EXERCISE GOAL: Pictures aside, write out every record exactly as it appears.
:::::
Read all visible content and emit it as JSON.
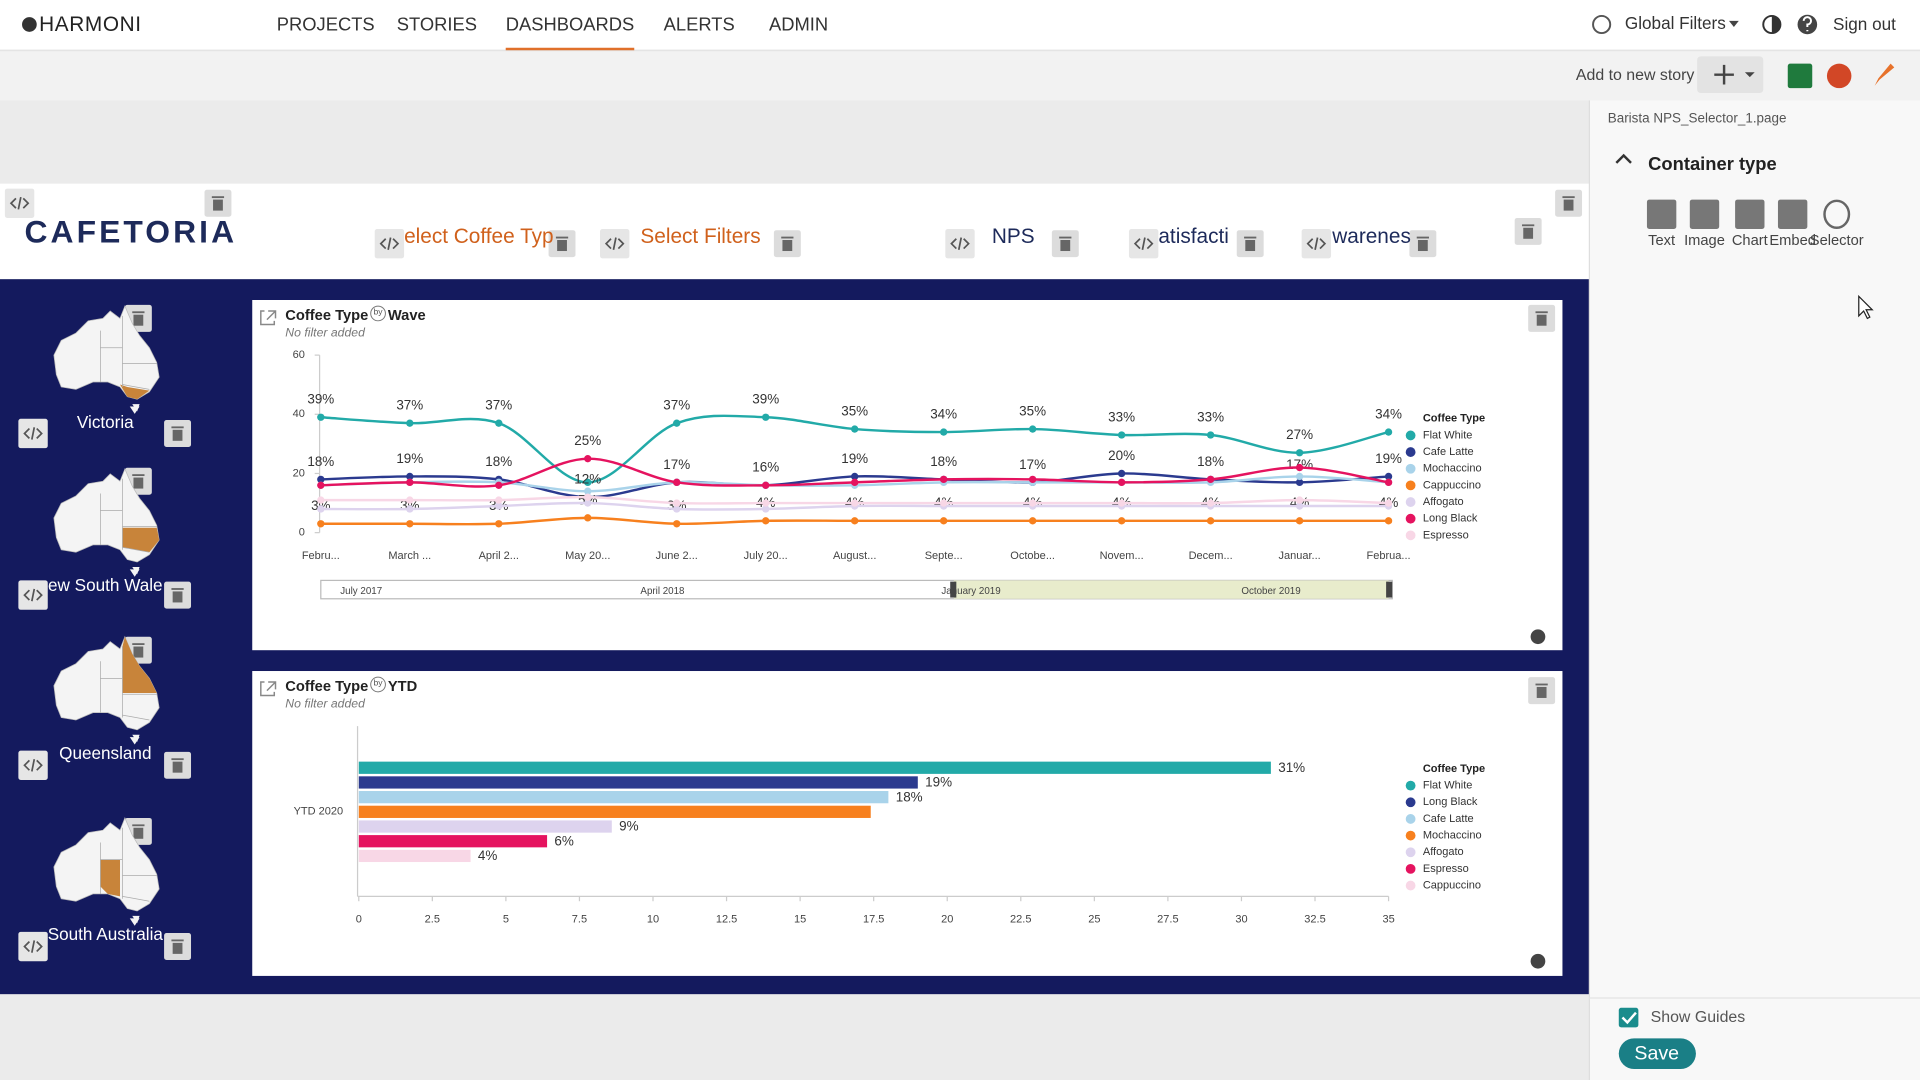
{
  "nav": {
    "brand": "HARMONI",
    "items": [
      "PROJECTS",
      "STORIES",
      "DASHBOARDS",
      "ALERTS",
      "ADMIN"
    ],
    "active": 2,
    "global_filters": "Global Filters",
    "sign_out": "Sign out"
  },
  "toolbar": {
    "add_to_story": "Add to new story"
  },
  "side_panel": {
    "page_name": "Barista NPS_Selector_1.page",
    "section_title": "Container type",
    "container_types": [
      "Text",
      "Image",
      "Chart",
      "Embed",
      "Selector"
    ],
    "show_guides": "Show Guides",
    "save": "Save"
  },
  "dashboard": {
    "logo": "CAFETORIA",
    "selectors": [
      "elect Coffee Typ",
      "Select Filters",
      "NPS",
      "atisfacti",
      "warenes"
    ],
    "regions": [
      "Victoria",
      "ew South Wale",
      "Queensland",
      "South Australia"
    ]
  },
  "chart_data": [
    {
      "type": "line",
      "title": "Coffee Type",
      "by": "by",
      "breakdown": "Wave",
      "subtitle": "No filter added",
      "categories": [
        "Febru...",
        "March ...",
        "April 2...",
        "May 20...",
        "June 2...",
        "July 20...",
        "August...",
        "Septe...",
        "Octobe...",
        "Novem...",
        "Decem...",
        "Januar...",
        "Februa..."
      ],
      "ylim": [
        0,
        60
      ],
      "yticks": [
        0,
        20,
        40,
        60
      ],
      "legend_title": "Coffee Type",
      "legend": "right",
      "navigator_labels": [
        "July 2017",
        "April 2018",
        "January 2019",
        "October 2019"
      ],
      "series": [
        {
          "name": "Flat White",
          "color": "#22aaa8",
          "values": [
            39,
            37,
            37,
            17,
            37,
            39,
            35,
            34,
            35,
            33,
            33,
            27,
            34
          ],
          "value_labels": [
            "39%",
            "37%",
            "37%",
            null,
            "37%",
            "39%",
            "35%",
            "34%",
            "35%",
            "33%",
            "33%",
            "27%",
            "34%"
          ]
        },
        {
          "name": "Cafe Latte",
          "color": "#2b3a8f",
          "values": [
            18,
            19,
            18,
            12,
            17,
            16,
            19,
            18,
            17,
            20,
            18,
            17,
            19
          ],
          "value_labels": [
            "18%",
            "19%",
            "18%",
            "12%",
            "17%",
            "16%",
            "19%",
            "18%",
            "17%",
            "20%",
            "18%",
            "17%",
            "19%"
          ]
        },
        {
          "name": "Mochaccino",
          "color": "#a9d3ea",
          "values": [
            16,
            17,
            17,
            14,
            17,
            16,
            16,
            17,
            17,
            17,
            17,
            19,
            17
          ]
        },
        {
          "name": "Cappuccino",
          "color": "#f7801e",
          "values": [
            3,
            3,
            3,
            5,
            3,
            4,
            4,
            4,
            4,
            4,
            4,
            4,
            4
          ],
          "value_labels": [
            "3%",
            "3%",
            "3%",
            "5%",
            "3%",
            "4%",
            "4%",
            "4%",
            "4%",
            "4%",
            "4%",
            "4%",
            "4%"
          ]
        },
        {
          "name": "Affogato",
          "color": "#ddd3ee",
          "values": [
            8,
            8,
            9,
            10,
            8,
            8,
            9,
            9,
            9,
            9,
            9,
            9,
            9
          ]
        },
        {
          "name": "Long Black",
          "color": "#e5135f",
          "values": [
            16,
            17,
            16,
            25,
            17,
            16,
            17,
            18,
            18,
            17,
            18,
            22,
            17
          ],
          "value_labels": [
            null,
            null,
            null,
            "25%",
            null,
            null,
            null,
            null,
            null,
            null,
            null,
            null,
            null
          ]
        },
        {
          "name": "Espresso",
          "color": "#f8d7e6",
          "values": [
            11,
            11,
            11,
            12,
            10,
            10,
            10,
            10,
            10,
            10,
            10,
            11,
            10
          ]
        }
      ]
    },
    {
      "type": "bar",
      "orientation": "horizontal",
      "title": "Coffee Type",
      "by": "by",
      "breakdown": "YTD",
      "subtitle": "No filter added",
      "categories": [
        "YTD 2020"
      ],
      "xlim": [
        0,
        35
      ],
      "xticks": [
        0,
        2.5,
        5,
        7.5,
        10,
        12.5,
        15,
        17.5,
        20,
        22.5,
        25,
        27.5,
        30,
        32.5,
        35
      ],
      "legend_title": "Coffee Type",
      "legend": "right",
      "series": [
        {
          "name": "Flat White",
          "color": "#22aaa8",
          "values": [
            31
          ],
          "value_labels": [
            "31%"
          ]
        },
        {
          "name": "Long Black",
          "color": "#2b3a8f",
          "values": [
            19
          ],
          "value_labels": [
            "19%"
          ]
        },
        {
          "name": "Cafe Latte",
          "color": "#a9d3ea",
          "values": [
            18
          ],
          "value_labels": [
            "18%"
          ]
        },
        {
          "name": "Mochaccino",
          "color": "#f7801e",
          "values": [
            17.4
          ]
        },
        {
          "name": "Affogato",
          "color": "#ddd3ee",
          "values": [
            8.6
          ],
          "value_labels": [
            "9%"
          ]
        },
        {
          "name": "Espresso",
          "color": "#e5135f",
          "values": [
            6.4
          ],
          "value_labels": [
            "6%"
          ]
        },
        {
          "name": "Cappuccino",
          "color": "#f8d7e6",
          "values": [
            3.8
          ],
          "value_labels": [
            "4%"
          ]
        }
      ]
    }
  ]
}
:::::
SOLUTION BELOW:
Read all visible content and emit it as JSON.
{
  "nav": {
    "brand": "HARMONI",
    "items": [
      "PROJECTS",
      "STORIES",
      "DASHBOARDS",
      "ALERTS",
      "ADMIN"
    ],
    "active": 2,
    "global_filters": "Global Filters",
    "sign_out": "Sign out"
  },
  "toolbar": {
    "add_to_story": "Add to new story"
  },
  "side_panel": {
    "page_name": "Barista NPS_Selector_1.page",
    "section_title": "Container type",
    "container_types": [
      "Text",
      "Image",
      "Chart",
      "Embed",
      "Selector"
    ],
    "show_guides": "Show Guides",
    "save": "Save"
  },
  "dashboard": {
    "logo": "CAFETORIA",
    "selectors": [
      "elect Coffee Typ",
      "Select Filters",
      "NPS",
      "atisfacti",
      "warenes"
    ],
    "regions": [
      "Victoria",
      "ew South Wale",
      "Queensland",
      "South Australia"
    ]
  },
  "chart_data": [
    {
      "type": "line",
      "title": "Coffee Type",
      "by": "by",
      "breakdown": "Wave",
      "subtitle": "No filter added",
      "categories": [
        "Febru...",
        "March ...",
        "April 2...",
        "May 20...",
        "June 2...",
        "July 20...",
        "August...",
        "Septe...",
        "Octobe...",
        "Novem...",
        "Decem...",
        "Januar...",
        "Februa..."
      ],
      "ylim": [
        0,
        60
      ],
      "yticks": [
        0,
        20,
        40,
        60
      ],
      "legend_title": "Coffee Type",
      "legend": "right",
      "navigator_labels": [
        "July 2017",
        "April 2018",
        "January 2019",
        "October 2019"
      ],
      "series": [
        {
          "name": "Flat White",
          "color": "#22aaa8",
          "values": [
            39,
            37,
            37,
            17,
            37,
            39,
            35,
            34,
            35,
            33,
            33,
            27,
            34
          ],
          "value_labels": [
            "39%",
            "37%",
            "37%",
            null,
            "37%",
            "39%",
            "35%",
            "34%",
            "35%",
            "33%",
            "33%",
            "27%",
            "34%"
          ]
        },
        {
          "name": "Cafe Latte",
          "color": "#2b3a8f",
          "values": [
            18,
            19,
            18,
            12,
            17,
            16,
            19,
            18,
            17,
            20,
            18,
            17,
            19
          ],
          "value_labels": [
            "18%",
            "19%",
            "18%",
            "12%",
            "17%",
            "16%",
            "19%",
            "18%",
            "17%",
            "20%",
            "18%",
            "17%",
            "19%"
          ]
        },
        {
          "name": "Mochaccino",
          "color": "#a9d3ea",
          "values": [
            16,
            17,
            17,
            14,
            17,
            16,
            16,
            17,
            17,
            17,
            17,
            19,
            17
          ]
        },
        {
          "name": "Cappuccino",
          "color": "#f7801e",
          "values": [
            3,
            3,
            3,
            5,
            3,
            4,
            4,
            4,
            4,
            4,
            4,
            4,
            4
          ],
          "value_labels": [
            "3%",
            "3%",
            "3%",
            "5%",
            "3%",
            "4%",
            "4%",
            "4%",
            "4%",
            "4%",
            "4%",
            "4%",
            "4%"
          ]
        },
        {
          "name": "Affogato",
          "color": "#ddd3ee",
          "values": [
            8,
            8,
            9,
            10,
            8,
            8,
            9,
            9,
            9,
            9,
            9,
            9,
            9
          ]
        },
        {
          "name": "Long Black",
          "color": "#e5135f",
          "values": [
            16,
            17,
            16,
            25,
            17,
            16,
            17,
            18,
            18,
            17,
            18,
            22,
            17
          ],
          "value_labels": [
            null,
            null,
            null,
            "25%",
            null,
            null,
            null,
            null,
            null,
            null,
            null,
            null,
            null
          ]
        },
        {
          "name": "Espresso",
          "color": "#f8d7e6",
          "values": [
            11,
            11,
            11,
            12,
            10,
            10,
            10,
            10,
            10,
            10,
            10,
            11,
            10
          ]
        }
      ]
    },
    {
      "type": "bar",
      "orientation": "horizontal",
      "title": "Coffee Type",
      "by": "by",
      "breakdown": "YTD",
      "subtitle": "No filter added",
      "categories": [
        "YTD 2020"
      ],
      "xlim": [
        0,
        35
      ],
      "xticks": [
        0,
        2.5,
        5,
        7.5,
        10,
        12.5,
        15,
        17.5,
        20,
        22.5,
        25,
        27.5,
        30,
        32.5,
        35
      ],
      "legend_title": "Coffee Type",
      "legend": "right",
      "series": [
        {
          "name": "Flat White",
          "color": "#22aaa8",
          "values": [
            31
          ],
          "value_labels": [
            "31%"
          ]
        },
        {
          "name": "Long Black",
          "color": "#2b3a8f",
          "values": [
            19
          ],
          "value_labels": [
            "19%"
          ]
        },
        {
          "name": "Cafe Latte",
          "color": "#a9d3ea",
          "values": [
            18
          ],
          "value_labels": [
            "18%"
          ]
        },
        {
          "name": "Mochaccino",
          "color": "#f7801e",
          "values": [
            17.4
          ]
        },
        {
          "name": "Affogato",
          "color": "#ddd3ee",
          "values": [
            8.6
          ],
          "value_labels": [
            "9%"
          ]
        },
        {
          "name": "Espresso",
          "color": "#e5135f",
          "values": [
            6.4
          ],
          "value_labels": [
            "6%"
          ]
        },
        {
          "name": "Cappuccino",
          "color": "#f8d7e6",
          "values": [
            3.8
          ],
          "value_labels": [
            "4%"
          ]
        }
      ]
    }
  ]
}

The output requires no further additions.